■ What this task involves
Identify the lines that contain the word "train" and copy each one.

>> BEGIN Material provided

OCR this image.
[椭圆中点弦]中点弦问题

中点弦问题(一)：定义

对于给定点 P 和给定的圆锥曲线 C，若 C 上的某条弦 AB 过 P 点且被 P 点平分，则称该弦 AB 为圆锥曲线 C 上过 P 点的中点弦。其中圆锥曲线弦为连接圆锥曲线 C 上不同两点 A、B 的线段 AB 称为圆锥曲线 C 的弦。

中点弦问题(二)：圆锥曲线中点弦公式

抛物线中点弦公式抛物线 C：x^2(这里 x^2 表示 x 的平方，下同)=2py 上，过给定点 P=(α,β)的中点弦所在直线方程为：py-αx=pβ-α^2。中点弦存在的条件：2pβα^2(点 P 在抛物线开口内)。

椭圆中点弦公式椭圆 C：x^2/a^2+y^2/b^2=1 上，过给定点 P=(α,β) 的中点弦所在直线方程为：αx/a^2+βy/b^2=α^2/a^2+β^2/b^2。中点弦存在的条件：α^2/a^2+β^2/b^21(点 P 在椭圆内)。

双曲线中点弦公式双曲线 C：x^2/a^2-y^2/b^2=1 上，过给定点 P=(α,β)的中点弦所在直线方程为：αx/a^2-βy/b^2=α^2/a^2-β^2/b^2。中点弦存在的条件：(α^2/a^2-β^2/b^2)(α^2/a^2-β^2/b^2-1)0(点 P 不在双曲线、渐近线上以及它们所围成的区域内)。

>> END Material provided
>> BEGIN Material provided

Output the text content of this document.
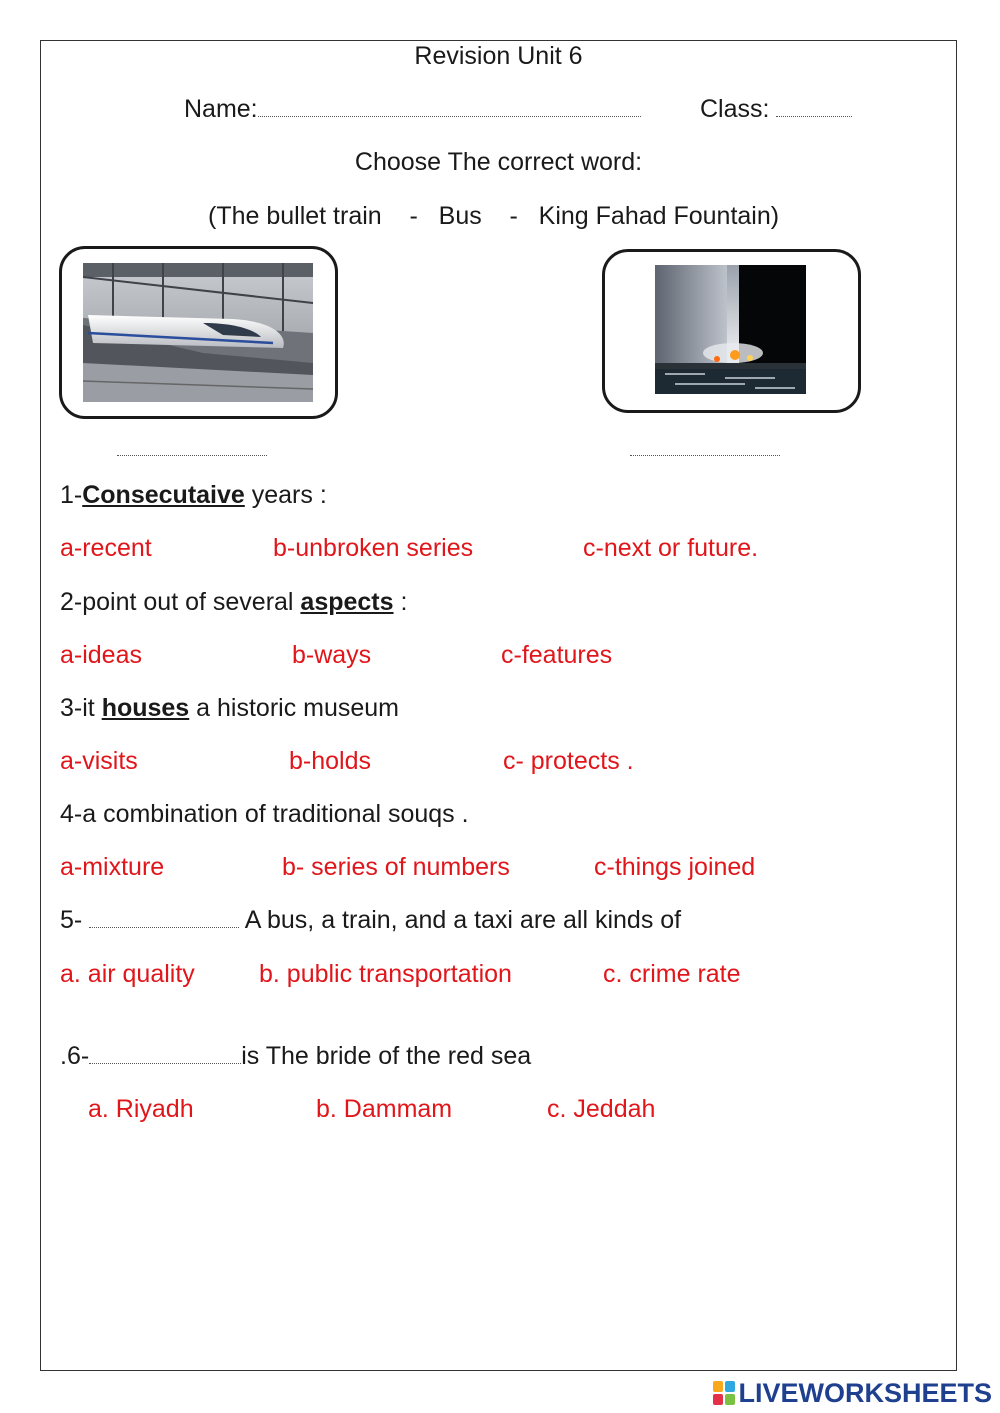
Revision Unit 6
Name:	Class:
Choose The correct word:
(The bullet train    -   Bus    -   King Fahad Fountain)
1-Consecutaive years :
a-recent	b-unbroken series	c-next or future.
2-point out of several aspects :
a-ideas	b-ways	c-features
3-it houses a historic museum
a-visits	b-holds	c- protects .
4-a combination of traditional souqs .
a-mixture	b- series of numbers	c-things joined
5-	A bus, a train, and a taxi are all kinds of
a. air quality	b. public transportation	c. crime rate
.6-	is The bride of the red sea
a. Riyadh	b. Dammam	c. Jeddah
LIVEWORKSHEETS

>> END Material provided
>> BEGIN Material provided

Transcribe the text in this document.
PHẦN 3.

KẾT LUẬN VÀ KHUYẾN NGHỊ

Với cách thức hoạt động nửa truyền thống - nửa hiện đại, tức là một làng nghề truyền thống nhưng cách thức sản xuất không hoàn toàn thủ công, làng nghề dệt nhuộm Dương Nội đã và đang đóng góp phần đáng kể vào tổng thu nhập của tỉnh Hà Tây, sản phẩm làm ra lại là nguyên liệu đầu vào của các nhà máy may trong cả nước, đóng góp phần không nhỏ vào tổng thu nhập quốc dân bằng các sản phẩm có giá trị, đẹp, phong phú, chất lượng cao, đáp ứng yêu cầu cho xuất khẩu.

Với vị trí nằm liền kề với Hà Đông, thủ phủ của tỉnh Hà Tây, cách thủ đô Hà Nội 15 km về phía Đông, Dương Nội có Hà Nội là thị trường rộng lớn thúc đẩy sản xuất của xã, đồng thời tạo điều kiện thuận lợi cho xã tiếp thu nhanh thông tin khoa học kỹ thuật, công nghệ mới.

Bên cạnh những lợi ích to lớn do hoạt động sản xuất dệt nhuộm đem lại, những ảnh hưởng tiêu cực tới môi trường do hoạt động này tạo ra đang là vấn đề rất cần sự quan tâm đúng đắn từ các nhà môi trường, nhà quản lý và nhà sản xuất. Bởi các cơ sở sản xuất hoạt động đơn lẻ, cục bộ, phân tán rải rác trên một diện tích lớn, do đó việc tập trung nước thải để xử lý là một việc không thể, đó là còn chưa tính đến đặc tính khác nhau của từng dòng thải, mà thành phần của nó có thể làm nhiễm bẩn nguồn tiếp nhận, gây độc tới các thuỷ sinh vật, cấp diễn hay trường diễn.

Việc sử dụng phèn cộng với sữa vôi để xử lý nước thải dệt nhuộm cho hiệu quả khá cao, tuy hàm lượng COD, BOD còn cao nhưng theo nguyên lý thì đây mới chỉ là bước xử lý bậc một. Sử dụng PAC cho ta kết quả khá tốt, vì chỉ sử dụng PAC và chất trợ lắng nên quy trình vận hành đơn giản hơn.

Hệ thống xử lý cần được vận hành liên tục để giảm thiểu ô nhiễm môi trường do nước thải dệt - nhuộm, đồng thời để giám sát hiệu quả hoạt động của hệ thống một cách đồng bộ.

>> END Material provided

■ Task result
(The bullet train    -   Bus    -   King Fahad Fountain)
5-	A bus, a train, and a taxi are all kinds of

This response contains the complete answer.